=== Task description ===
Tell how many lines in the data below hold the string "principios"; give nothing but the number.

=== Items ===

- - - - - - -

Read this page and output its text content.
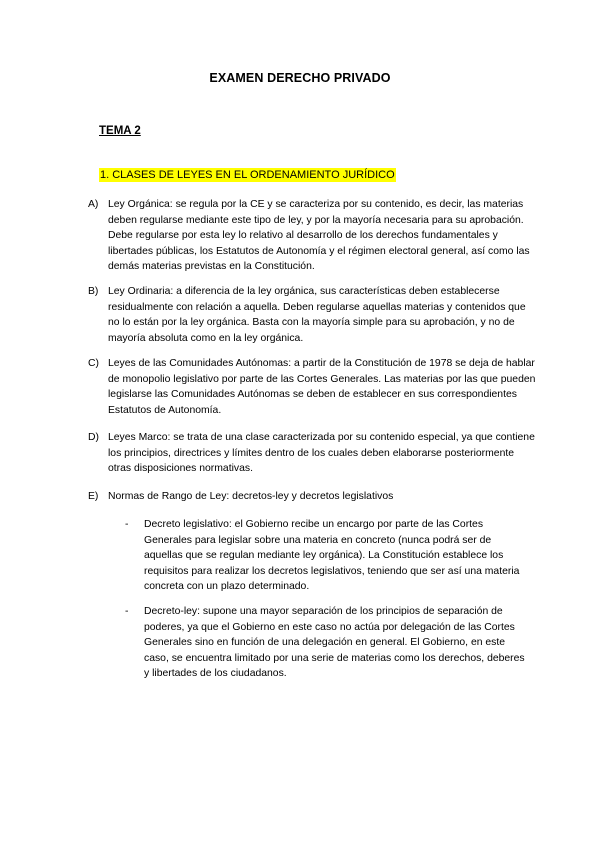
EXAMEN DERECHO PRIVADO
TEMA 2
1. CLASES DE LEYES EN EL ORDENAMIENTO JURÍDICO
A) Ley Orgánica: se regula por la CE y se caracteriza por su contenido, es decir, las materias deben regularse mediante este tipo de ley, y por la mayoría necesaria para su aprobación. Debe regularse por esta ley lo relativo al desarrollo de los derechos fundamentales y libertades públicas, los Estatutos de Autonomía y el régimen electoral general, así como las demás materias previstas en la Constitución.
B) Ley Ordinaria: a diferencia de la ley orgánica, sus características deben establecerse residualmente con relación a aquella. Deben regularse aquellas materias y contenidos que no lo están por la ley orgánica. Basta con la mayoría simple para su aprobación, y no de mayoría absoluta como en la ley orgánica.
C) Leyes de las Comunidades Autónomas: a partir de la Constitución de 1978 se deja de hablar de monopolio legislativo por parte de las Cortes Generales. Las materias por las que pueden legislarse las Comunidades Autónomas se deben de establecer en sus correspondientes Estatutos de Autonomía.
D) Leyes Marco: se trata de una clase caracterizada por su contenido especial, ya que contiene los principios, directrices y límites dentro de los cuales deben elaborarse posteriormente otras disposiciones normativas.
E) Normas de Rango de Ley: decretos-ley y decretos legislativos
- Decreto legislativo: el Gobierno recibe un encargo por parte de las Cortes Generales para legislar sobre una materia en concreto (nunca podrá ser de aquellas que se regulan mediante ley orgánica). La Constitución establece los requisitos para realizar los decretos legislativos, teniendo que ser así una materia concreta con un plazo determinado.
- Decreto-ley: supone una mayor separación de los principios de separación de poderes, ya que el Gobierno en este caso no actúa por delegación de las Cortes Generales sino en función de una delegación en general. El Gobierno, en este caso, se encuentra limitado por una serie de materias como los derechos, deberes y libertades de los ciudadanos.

- - - - - - -

=== Complete response ===
2